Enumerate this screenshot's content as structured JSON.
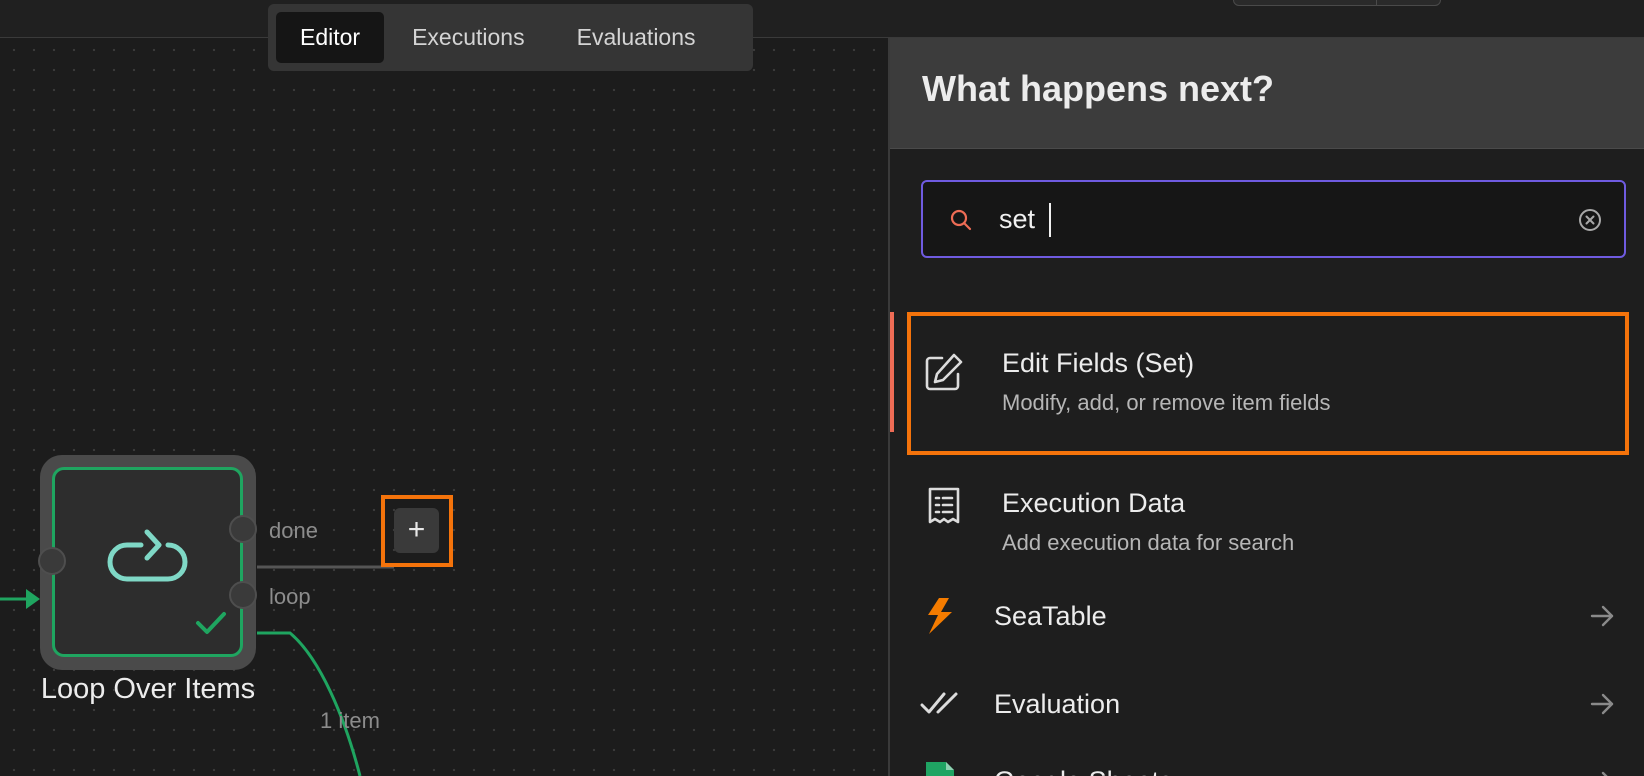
{
  "tabs": [
    {
      "label": "Editor",
      "active": true
    },
    {
      "label": "Executions",
      "active": false
    },
    {
      "label": "Evaluations",
      "active": false
    }
  ],
  "node": {
    "title": "Loop Over Items",
    "icon": "loop-icon",
    "status": "success",
    "outputs": {
      "done_label": "done",
      "loop_label": "loop"
    },
    "connection_label": "1 item"
  },
  "add_button": {
    "label": "+"
  },
  "panel": {
    "title": "What happens next?",
    "search": {
      "value": "set",
      "placeholder": ""
    },
    "results": [
      {
        "name": "Edit Fields (Set)",
        "description": "Modify, add, or remove item fields",
        "icon": "pencil-square-icon",
        "selected": true
      },
      {
        "name": "Execution Data",
        "description": "Add execution data for search",
        "icon": "receipt-icon"
      },
      {
        "name": "SeaTable",
        "icon": "seatable-icon",
        "has_arrow": true
      },
      {
        "name": "Evaluation",
        "icon": "double-check-icon",
        "has_arrow": true
      },
      {
        "name": "Google Sheets",
        "icon": "google-sheets-icon",
        "has_arrow": true
      }
    ]
  },
  "colors": {
    "accent_purple": "#6f5be0",
    "success_green": "#1fa560",
    "highlight_orange": "#f4730b",
    "seatable_orange": "#f57c00",
    "search_icon": "#ee6c55"
  }
}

......

Pick out the lines containing the string "title" and show them.

    "title": "Loop Over Items",
    "title": "What happens next?",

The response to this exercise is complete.